- **REQUIRED TASK A**
Name every distinct user who posted in the forum thread about Todd.
- **REQUIRED TASK B**
Copy the forum thread about Todd word for word, starting at "## Missy (Nov" and continuing up to and including "so adorably cute!".

- **EXCERPTED PASSAGE**
# Todd ...



## Eva (Jun 20, 2008)

I thought that I'd share some pics of my pup being...well...himself..lol
First ones are last night and this morning...being lazy..
Not the best pics but you get the idea..

OOps...forgot pics...hold on..lol


----------



## Eva (Jun 20, 2008)

Try this again...


----------



## Redorr (Feb 2, 2008)

Aw, Todd is such a cutie. Even though he doesn't have the long hair, he clearly has the Hav body positions! All twisted around sleeping in knots!


----------



## Eva (Jun 20, 2008)

Chasing Duck Jerky...


----------



## Sheri (Oct 11, 2008)

Such relaxation, then followed by such concentration! I especially like the last one of him looking up at you. What a nice shot of his face.

Sheri


----------



## Eva (Jun 20, 2008)

Okay, I'm a little camera happy. he was so cute this morning I couldn't resist.


----------



## Missy (Nov 6, 2006)

Oh Eva. If only he didn't shed (and I wasn't allergic) I would fight you for him. Boy is he cute!!!


----------



## trueblue (Jan 22, 2008)

He is so adorably cute!


----------



## Eva (Jun 20, 2008)

Missy said:


> Oh Eva. If only he didn't shed (and I wasn't allergic) I would fight you for him. Boy is he cute!!!


When I had our foster dog Jerome here I realized something very interesting...I'm allergic to some dogs! 
Well, at least to Jerome..
I would sneeze amd get watery eyes every time that he was near me.
It was actually a relief when he left because I could finally breath again. 
And he was stinky! Even after a bath in the same shampoo that I use for Todd Jerome smelled like a DOG...ewww! 
Todd smells like cherry shampoo and only shed's a hair once in a while...Jerome covered me in hair every time that he brushed against me.

- **PROVIDED DATA**
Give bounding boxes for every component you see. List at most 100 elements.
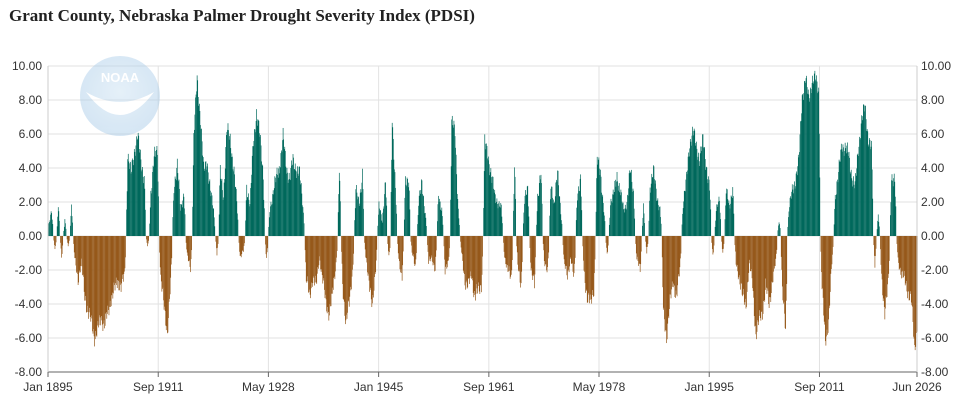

- **EXERCISE RESPONSE A**
Eva, Redorr, Sheri, Missy, trueblue

- **EXERCISE RESPONSE B**
## Missy (Nov 6, 2006)

Oh Eva. If only he didn't shed (and I wasn't allergic) I would fight you for him. Boy is he cute!!!


----------



## trueblue (Jan 22, 2008)

He is so adorably cute!